Repeat the listing in full, word for word.

(Items from a data source)
--------------------------------
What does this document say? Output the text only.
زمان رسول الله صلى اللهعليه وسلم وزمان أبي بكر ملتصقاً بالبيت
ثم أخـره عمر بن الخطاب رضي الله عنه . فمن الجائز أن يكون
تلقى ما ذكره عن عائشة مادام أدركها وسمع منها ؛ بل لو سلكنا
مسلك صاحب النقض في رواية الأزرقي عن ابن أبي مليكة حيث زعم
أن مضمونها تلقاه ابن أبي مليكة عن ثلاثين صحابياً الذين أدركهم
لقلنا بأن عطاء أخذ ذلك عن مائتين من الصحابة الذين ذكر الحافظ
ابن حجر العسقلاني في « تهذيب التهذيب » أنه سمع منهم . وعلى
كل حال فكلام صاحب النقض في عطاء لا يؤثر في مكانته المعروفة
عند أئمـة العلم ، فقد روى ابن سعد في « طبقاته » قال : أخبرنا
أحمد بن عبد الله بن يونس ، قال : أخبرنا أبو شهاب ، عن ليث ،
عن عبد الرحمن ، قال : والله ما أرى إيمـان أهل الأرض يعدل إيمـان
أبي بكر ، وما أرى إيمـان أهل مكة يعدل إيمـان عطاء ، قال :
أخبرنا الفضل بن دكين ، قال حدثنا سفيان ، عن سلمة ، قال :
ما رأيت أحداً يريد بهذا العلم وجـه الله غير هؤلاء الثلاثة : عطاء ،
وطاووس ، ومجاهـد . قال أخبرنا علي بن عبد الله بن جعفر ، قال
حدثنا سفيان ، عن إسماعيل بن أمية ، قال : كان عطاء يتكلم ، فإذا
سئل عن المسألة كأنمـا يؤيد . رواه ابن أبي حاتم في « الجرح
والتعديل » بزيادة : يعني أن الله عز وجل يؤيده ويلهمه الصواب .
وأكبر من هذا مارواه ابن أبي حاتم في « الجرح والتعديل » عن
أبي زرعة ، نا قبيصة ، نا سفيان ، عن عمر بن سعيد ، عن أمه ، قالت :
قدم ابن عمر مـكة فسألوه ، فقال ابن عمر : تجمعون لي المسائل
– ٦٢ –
--------------------------------
▸ **ANSWER TO THE EXERCISE**
What does this document say? Output the text only.
زمان رسول الله صلى اللهعليه وسلم وزمان أبي بكر ملتصقاً بالبيت
ثم أخـره عمر بن الخطاب رضي الله عنه . فمن الجائز أن يكون
تلقى ما ذكره عن عائشة مادام أدركها وسمع منها ؛ بل لو سلكنا
مسلك صاحب النقض في رواية الأزرقي عن ابن أبي مليكة حيث زعم
أن مضمونها تلقاه ابن أبي مليكة عن ثلاثين صحابياً الذين أدركهم
لقلنا بأن عطاء أخذ ذلك عن مائتين من الصحابة الذين ذكر الحافظ
ابن حجر العسقلاني في « تهذيب التهذيب » أنه سمع منهم . وعلى
كل حال فكلام صاحب النقض في عطاء لا يؤثر في مكانته المعروفة
عند أئمـة العلم ، فقد روى ابن سعد في « طبقاته » قال : أخبرنا
أحمد بن عبد الله بن يونس ، قال : أخبرنا أبو شهاب ، عن ليث ،
عن عبد الرحمن ، قال : والله ما أرى إيمـان أهل الأرض يعدل إيمـان
أبي بكر ، وما أرى إيمـان أهل مكة يعدل إيمـان عطاء ، قال :
أخبرنا الفضل بن دكين ، قال حدثنا سفيان ، عن سلمة ، قال :
ما رأيت أحداً يريد بهذا العلم وجـه الله غير هؤلاء الثلاثة : عطاء ،
وطاووس ، ومجاهـد . قال أخبرنا علي بن عبد الله بن جعفر ، قال
حدثنا سفيان ، عن إسماعيل بن أمية ، قال : كان عطاء يتكلم ، فإذا
سئل عن المسألة كأنمـا يؤيد . رواه ابن أبي حاتم في « الجرح
والتعديل » بزيادة : يعني أن الله عز وجل يؤيده ويلهمه الصواب .
وأكبر من هذا مارواه ابن أبي حاتم في « الجرح والتعديل » عن
أبي زرعة ، نا قبيصة ، نا سفيان ، عن عمر بن سعيد ، عن أمه ، قالت :
قدم ابن عمر مـكة فسألوه ، فقال ابن عمر : تجمعون لي المسائل
– ٦٢ –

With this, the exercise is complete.